Problem statement ::
Only the lines holding the string "IBAction" are needed. Copy each one.

Collected data entries:
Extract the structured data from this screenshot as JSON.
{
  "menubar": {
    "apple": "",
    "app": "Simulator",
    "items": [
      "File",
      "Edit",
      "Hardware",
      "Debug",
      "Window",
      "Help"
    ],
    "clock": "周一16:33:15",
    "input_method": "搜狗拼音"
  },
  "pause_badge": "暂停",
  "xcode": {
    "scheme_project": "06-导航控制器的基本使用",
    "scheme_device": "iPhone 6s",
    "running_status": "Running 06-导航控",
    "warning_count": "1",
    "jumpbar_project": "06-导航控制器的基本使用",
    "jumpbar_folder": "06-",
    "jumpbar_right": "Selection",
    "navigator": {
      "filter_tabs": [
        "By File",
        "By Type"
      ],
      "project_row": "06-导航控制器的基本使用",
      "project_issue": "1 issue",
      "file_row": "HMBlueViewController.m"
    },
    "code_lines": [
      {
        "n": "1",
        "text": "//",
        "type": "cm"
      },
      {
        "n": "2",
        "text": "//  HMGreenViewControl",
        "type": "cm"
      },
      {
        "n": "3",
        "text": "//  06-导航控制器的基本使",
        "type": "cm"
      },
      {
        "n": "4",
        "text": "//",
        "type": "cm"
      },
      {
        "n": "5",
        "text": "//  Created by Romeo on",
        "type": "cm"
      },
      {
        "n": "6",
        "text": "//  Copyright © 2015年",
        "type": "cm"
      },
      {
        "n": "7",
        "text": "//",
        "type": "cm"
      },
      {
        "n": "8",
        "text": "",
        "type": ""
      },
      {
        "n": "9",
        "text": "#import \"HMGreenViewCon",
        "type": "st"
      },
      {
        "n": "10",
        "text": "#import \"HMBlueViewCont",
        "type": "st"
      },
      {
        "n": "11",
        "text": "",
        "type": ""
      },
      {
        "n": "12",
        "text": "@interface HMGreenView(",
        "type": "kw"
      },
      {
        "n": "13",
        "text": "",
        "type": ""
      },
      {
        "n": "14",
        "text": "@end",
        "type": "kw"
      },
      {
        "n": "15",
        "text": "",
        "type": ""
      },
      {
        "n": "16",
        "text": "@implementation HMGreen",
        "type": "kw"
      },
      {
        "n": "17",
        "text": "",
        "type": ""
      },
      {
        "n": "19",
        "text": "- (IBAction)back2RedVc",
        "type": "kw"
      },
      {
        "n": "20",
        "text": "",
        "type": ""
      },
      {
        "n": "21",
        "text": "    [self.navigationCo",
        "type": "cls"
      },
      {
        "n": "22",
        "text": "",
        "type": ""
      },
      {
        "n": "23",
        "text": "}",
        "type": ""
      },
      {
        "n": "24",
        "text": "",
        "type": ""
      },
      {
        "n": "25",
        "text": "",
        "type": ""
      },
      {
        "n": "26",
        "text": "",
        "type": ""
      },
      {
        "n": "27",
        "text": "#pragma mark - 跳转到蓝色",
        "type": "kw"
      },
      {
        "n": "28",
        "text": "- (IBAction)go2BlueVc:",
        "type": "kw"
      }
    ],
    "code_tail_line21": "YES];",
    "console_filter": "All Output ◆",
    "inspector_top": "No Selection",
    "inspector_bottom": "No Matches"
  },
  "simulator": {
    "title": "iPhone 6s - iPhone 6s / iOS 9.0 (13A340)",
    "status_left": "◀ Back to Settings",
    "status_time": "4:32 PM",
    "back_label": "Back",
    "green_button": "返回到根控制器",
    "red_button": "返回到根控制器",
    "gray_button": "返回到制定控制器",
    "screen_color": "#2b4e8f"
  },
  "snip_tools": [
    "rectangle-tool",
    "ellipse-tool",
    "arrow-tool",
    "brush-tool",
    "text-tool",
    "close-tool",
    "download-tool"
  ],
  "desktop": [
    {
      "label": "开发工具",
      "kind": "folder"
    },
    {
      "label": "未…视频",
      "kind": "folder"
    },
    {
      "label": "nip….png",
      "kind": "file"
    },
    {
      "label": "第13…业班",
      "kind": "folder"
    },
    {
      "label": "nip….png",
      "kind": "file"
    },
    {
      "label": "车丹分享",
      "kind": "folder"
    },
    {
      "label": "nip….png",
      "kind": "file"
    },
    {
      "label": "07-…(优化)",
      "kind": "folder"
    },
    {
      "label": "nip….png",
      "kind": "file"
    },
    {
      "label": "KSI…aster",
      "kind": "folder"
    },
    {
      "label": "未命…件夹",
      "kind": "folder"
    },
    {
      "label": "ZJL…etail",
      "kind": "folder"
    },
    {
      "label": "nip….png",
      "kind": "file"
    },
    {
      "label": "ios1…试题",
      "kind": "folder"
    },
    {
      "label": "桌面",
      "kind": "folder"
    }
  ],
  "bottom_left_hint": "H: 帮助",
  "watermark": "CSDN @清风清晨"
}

Task solution ::
        "text": "- (IBAction)back2RedVc",
        "text": "- (IBAction)go2BlueVc:",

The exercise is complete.